**The input**
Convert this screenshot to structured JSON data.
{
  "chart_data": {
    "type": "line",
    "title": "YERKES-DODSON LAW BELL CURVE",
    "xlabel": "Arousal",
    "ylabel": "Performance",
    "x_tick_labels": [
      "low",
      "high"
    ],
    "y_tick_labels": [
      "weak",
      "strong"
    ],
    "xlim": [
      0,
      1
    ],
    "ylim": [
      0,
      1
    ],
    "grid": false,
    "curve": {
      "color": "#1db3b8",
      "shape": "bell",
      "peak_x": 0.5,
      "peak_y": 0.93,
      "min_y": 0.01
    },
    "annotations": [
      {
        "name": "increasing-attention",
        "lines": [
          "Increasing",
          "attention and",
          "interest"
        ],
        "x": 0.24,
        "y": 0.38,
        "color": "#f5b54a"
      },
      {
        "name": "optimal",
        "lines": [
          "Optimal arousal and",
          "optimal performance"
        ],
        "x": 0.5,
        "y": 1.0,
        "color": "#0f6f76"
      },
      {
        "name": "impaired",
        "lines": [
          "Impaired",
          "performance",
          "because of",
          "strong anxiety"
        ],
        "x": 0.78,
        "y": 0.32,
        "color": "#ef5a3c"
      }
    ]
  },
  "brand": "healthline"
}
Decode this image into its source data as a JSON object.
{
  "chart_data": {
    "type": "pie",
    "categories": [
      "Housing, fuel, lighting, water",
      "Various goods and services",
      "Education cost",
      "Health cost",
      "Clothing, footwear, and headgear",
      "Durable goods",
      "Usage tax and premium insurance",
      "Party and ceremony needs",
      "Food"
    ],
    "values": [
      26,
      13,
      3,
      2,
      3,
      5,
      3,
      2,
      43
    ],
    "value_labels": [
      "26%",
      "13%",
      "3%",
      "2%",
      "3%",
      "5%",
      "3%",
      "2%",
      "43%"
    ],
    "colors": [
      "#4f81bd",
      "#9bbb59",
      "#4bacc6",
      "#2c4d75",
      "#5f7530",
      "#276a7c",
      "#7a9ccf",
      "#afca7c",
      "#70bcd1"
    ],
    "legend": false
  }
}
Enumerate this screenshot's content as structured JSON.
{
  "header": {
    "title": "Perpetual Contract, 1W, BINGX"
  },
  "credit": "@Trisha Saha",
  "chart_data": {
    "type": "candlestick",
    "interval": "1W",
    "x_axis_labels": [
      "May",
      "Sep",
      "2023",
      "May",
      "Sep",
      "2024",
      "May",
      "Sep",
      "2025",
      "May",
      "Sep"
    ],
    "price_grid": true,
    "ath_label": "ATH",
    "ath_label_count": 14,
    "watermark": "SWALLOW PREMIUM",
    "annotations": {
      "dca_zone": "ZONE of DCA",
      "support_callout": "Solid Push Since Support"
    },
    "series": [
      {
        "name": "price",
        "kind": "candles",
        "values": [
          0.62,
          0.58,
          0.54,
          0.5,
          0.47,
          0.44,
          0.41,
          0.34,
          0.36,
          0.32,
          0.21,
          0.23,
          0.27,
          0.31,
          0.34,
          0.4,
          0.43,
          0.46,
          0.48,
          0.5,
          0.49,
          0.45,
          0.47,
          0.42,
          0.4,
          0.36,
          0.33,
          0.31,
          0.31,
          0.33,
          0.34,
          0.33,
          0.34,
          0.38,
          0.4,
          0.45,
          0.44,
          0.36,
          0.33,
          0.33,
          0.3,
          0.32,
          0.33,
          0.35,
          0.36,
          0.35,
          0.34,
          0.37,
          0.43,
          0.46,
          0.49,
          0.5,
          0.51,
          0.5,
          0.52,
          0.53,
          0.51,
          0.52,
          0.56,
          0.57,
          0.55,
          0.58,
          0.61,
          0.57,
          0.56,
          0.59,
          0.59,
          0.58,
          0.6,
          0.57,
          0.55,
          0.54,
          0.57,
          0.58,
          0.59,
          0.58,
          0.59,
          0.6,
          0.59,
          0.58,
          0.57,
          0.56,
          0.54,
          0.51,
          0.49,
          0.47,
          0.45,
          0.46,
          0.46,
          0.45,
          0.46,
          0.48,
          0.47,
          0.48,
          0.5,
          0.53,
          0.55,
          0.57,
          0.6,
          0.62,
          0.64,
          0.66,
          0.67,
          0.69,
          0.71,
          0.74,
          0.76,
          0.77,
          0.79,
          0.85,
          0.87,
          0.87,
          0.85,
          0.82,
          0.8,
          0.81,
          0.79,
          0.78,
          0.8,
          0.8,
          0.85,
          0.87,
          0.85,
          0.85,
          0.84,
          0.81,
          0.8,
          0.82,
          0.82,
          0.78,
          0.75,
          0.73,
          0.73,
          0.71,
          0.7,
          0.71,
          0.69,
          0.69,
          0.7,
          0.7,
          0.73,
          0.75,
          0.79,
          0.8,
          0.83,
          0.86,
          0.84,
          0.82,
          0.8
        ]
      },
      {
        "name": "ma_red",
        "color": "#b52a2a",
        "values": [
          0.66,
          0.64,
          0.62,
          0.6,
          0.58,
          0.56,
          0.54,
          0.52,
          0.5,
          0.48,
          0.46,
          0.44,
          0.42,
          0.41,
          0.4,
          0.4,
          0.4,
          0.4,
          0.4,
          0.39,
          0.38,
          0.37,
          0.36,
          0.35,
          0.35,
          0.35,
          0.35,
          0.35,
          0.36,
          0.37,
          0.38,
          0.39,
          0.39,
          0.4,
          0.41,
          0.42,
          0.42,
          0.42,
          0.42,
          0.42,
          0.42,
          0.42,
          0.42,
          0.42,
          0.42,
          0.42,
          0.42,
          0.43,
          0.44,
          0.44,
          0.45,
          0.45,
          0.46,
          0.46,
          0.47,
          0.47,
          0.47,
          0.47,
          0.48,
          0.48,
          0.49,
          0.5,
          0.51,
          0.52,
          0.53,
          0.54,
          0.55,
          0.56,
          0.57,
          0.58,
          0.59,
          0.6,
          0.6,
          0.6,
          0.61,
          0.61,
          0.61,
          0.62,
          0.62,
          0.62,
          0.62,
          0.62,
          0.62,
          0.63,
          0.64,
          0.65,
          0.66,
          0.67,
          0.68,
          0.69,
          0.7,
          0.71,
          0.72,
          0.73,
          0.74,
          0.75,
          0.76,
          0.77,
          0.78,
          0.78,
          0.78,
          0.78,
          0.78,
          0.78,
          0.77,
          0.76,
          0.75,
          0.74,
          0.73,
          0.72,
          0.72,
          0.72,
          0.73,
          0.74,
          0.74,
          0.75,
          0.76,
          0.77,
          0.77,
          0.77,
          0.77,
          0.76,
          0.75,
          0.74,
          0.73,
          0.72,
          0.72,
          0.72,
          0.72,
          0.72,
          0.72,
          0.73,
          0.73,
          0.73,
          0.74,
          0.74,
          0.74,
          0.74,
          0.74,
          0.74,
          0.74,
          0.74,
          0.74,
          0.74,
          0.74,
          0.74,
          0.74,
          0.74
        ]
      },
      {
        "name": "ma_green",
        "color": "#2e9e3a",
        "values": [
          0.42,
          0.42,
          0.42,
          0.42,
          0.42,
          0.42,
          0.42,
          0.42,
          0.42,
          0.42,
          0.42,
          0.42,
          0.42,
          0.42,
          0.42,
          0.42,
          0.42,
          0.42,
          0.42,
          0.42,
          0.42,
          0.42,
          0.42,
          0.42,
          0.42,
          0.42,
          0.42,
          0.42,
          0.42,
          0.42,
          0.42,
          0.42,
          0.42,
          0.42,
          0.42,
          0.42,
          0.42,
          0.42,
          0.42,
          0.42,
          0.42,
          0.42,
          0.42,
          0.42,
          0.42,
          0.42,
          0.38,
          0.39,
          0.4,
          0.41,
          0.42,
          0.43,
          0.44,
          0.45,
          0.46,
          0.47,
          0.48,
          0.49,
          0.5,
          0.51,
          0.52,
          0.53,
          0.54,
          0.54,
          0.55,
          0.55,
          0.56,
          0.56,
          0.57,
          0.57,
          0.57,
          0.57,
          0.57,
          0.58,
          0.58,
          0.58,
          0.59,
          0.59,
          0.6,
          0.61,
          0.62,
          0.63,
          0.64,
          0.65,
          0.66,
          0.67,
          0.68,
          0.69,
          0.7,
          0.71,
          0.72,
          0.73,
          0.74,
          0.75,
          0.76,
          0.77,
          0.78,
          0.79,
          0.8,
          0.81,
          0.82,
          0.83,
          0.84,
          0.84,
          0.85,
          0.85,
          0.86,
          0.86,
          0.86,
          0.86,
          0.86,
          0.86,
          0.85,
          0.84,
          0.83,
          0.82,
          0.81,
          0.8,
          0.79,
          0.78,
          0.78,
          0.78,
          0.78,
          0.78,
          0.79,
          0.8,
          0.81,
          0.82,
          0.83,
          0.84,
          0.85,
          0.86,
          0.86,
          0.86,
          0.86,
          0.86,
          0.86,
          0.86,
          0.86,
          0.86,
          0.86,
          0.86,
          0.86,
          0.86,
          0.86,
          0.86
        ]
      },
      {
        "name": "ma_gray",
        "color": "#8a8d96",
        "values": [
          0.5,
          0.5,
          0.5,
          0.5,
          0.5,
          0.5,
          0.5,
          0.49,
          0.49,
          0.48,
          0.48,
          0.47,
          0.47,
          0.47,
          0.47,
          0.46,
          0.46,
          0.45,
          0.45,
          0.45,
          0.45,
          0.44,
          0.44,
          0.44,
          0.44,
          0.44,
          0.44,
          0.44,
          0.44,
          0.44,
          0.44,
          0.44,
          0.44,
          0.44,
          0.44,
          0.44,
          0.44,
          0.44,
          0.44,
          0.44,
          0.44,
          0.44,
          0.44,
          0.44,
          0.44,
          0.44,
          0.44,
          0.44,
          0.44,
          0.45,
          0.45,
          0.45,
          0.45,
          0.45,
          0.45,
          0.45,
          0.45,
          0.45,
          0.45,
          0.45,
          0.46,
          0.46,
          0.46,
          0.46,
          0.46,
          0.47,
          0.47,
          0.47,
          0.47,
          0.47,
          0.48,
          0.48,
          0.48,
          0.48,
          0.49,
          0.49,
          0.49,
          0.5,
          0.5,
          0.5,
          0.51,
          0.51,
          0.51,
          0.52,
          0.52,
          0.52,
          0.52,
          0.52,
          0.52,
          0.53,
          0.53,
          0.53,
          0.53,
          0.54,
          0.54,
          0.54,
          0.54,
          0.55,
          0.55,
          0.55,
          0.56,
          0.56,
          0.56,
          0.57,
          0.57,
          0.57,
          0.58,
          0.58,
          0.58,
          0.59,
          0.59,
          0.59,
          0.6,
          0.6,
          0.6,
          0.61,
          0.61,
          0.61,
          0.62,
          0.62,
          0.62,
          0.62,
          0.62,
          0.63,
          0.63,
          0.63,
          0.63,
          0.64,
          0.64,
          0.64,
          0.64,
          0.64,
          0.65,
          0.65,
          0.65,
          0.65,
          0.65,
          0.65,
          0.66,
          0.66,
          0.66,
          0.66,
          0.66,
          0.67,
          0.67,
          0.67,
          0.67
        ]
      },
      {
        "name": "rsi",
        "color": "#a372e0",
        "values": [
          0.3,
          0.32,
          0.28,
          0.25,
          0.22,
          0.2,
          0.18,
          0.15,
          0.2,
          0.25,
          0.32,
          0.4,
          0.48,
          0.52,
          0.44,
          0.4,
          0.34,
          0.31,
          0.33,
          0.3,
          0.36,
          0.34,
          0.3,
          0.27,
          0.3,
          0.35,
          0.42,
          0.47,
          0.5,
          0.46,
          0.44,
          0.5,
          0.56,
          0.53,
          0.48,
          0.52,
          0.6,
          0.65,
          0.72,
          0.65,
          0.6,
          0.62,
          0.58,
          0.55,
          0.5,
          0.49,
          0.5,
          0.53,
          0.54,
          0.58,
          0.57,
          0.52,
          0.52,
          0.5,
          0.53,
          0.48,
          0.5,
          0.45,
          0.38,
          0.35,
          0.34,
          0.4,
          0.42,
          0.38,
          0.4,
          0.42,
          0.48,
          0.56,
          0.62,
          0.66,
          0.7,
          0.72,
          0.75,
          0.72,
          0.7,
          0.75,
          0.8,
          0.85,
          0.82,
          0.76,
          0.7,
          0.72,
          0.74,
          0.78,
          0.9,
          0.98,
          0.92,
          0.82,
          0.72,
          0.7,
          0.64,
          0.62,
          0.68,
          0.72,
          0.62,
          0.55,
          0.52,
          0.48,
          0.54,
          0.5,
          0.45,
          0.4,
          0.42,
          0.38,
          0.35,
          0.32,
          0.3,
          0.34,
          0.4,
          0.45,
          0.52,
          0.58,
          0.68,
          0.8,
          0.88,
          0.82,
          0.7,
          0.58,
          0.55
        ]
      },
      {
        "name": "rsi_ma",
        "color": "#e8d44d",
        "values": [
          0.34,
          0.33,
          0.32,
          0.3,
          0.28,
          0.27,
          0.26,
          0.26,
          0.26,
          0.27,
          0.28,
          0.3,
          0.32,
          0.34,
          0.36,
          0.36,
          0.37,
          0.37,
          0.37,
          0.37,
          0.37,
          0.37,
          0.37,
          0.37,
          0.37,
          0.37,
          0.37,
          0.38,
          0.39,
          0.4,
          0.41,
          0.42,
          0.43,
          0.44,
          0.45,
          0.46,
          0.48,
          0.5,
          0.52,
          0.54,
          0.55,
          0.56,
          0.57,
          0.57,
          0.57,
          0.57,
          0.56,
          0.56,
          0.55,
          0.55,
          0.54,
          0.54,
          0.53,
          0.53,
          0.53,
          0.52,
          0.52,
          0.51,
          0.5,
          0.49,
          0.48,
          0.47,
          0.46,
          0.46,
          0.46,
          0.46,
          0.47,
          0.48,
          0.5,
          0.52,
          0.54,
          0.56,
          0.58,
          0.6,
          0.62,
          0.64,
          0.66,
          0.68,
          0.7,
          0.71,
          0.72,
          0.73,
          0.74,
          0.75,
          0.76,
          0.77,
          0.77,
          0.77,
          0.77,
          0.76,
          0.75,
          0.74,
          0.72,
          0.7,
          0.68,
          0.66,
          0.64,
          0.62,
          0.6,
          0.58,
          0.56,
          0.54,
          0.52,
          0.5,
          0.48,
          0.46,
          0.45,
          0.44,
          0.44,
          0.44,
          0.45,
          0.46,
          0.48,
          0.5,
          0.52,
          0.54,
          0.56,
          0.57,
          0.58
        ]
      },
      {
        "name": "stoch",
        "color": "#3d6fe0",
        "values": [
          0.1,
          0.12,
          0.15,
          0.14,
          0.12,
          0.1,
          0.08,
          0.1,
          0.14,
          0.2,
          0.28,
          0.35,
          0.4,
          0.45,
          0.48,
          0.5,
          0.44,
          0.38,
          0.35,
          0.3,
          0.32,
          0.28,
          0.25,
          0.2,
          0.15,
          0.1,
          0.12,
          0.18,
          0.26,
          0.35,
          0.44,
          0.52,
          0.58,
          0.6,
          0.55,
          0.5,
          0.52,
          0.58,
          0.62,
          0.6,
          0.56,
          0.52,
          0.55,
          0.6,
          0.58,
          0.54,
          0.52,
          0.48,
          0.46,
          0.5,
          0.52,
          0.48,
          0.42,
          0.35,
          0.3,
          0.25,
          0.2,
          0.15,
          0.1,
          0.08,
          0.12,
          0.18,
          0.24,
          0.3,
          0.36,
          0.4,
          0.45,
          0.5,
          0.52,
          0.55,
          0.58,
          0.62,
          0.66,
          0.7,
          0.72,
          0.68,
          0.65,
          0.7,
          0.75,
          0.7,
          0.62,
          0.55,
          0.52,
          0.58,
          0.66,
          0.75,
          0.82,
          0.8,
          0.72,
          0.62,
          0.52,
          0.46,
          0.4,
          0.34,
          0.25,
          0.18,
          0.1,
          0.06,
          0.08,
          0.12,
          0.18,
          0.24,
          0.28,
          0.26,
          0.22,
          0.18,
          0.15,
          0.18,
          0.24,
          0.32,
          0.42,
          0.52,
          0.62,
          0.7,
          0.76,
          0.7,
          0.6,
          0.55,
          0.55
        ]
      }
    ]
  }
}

**Given task**
Filter the listing for the word "screenshot" and copy every line that holds it.

**Correct answer**
Convert this screenshot to structured JSON data.
Enumerate this screenshot's content as structured JSON.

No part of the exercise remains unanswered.